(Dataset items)
══════════════════════════════

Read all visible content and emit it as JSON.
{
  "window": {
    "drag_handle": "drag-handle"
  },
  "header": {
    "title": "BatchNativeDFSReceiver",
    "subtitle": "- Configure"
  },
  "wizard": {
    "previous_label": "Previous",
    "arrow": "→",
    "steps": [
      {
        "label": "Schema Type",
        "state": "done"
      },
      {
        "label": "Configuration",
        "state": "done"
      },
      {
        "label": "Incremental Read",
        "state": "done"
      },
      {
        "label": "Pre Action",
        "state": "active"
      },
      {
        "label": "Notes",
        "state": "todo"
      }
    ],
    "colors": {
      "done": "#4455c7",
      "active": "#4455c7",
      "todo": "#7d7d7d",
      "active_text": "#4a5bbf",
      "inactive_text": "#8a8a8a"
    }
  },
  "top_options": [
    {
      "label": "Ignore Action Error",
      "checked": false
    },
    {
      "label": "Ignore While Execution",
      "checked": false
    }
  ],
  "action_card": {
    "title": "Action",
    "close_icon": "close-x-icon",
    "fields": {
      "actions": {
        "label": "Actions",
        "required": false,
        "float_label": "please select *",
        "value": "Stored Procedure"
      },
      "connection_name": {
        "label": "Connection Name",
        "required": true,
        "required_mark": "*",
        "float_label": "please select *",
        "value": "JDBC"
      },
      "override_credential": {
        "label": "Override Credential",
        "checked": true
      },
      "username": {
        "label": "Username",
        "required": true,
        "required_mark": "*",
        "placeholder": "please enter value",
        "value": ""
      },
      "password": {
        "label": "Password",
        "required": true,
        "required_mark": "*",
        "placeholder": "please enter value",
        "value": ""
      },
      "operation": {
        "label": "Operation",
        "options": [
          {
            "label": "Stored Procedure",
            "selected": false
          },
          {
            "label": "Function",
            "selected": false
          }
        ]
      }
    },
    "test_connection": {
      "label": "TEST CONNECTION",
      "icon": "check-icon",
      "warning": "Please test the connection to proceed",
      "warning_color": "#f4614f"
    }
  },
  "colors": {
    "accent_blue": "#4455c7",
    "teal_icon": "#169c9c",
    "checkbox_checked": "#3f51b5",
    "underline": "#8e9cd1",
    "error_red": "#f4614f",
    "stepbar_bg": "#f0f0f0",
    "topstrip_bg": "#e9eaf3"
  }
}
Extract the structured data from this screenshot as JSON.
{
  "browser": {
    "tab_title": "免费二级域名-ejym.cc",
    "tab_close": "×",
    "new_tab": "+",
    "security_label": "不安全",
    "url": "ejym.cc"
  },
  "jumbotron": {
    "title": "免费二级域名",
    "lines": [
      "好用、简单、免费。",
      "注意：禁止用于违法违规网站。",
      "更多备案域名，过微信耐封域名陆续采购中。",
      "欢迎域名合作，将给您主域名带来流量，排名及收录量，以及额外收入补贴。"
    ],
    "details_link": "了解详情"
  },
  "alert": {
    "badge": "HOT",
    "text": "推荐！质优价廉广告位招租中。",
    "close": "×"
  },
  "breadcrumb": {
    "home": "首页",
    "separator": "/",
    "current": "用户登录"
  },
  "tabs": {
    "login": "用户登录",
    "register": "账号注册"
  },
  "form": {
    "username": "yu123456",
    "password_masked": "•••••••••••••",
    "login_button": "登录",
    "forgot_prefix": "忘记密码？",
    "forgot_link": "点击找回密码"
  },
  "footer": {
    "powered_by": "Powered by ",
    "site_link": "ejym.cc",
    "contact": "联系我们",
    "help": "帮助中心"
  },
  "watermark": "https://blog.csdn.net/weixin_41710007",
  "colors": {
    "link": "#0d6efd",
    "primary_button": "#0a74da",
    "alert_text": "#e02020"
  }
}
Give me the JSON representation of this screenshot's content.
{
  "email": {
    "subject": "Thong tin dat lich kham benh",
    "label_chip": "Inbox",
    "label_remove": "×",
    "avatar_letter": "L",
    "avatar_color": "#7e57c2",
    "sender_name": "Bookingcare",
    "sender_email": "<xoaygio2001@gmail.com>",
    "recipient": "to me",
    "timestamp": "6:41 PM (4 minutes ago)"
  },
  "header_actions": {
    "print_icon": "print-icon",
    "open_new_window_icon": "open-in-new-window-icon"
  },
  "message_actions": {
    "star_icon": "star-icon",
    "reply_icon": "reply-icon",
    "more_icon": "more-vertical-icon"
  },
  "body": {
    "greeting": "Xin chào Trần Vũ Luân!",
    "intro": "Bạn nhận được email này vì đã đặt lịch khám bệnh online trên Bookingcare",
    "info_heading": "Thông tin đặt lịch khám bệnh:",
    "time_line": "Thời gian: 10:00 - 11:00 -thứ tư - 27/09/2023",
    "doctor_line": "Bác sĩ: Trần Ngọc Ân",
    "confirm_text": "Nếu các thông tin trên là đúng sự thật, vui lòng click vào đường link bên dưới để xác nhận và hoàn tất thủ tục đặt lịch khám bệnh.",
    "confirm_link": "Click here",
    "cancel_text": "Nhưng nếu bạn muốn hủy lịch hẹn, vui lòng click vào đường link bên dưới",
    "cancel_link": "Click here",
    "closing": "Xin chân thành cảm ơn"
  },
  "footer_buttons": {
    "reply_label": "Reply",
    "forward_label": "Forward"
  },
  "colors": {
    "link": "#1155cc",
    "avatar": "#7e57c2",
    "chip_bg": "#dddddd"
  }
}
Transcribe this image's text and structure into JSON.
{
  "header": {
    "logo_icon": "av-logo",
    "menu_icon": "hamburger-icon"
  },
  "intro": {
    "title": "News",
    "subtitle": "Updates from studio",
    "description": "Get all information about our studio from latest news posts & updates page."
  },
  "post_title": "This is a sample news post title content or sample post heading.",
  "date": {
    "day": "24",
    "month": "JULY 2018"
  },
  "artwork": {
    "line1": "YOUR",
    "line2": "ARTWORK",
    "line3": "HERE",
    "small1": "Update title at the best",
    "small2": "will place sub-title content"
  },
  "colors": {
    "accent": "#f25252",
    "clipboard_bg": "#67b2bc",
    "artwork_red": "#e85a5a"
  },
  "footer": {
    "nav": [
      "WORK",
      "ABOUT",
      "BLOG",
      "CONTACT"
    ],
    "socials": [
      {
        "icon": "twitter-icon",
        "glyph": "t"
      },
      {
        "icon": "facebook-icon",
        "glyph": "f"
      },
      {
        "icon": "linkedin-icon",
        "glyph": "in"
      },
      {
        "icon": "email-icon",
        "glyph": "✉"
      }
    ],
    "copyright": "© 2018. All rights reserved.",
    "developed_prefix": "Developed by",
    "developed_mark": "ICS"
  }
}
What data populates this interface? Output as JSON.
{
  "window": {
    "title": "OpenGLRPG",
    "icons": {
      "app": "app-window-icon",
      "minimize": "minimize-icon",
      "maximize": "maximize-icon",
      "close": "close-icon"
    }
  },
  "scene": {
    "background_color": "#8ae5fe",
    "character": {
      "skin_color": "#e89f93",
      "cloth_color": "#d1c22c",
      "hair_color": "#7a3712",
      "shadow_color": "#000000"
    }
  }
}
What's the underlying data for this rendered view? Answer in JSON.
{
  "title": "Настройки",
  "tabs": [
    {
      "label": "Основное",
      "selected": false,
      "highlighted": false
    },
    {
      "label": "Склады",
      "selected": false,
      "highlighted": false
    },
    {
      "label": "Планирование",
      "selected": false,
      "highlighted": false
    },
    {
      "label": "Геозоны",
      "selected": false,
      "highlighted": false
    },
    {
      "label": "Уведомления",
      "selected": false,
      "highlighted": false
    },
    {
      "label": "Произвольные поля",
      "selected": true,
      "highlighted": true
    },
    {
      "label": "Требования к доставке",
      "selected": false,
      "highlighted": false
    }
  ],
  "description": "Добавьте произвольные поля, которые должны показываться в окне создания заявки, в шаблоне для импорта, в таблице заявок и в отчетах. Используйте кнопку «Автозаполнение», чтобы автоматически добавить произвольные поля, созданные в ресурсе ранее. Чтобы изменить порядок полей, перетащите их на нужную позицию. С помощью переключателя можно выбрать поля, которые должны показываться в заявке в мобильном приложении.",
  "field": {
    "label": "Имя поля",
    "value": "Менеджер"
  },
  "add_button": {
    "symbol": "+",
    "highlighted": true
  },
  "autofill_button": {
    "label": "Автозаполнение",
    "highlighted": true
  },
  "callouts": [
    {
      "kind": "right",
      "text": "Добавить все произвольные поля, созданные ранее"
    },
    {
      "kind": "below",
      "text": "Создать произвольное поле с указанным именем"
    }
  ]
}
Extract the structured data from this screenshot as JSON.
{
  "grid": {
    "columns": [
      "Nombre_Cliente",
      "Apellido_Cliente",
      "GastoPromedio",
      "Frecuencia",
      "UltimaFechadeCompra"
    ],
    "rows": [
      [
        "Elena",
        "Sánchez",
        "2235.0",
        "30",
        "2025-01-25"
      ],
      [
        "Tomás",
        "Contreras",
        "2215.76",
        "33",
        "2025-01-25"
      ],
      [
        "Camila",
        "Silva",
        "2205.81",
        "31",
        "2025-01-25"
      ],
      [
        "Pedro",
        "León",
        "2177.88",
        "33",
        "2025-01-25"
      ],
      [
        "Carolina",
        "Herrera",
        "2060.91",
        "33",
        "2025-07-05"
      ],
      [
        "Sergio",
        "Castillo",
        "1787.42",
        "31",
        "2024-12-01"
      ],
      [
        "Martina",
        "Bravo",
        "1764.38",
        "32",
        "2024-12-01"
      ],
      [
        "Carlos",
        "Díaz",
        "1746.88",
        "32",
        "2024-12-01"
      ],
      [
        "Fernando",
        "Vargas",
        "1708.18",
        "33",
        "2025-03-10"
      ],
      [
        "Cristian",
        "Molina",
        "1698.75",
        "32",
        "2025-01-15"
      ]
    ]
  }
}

══════════════════════════════

--- EXERCISE ---
Show every line where the string "Ignore" appears.

--- RESULT OF THE EXERCISE ---
      "label": "Ignore Action Error",
      "label": "Ignore While Execution",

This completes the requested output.